• TO BE DONE
Look through the listing for the word "opens". Copy each line that has it.

• MATERIALS PROVIDED
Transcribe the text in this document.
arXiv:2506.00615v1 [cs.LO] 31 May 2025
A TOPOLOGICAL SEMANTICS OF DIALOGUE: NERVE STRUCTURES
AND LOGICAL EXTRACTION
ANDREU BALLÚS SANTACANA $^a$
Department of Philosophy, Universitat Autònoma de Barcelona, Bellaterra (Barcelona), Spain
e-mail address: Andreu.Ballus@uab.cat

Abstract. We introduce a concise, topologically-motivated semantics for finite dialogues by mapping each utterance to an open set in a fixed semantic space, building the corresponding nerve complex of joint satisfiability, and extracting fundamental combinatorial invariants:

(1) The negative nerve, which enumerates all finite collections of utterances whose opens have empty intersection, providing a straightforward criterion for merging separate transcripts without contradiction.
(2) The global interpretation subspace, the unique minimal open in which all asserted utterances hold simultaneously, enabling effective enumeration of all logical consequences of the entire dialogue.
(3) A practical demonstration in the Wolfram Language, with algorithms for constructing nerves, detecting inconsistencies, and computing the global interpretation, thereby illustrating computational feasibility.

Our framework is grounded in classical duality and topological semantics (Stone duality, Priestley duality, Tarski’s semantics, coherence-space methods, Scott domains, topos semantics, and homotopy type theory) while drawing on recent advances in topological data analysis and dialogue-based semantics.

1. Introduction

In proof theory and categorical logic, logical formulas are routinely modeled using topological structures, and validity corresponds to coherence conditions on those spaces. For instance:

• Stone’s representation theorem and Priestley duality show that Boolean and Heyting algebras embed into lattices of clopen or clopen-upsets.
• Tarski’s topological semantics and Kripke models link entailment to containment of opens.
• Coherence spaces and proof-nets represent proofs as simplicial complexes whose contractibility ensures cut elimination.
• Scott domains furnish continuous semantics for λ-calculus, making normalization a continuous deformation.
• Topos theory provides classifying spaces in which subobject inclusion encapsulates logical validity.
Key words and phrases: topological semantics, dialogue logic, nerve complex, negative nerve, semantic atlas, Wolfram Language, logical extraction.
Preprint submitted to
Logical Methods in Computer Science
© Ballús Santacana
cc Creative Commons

• RESPONSE TO THE EXERCISE
(1) The negative nerve, which enumerates all finite collections of utterances whose opens have empty intersection, providing a straightforward criterion for merging separate transcripts without contradiction.
• Tarski’s topological semantics and Kripke models link entailment to containment of opens.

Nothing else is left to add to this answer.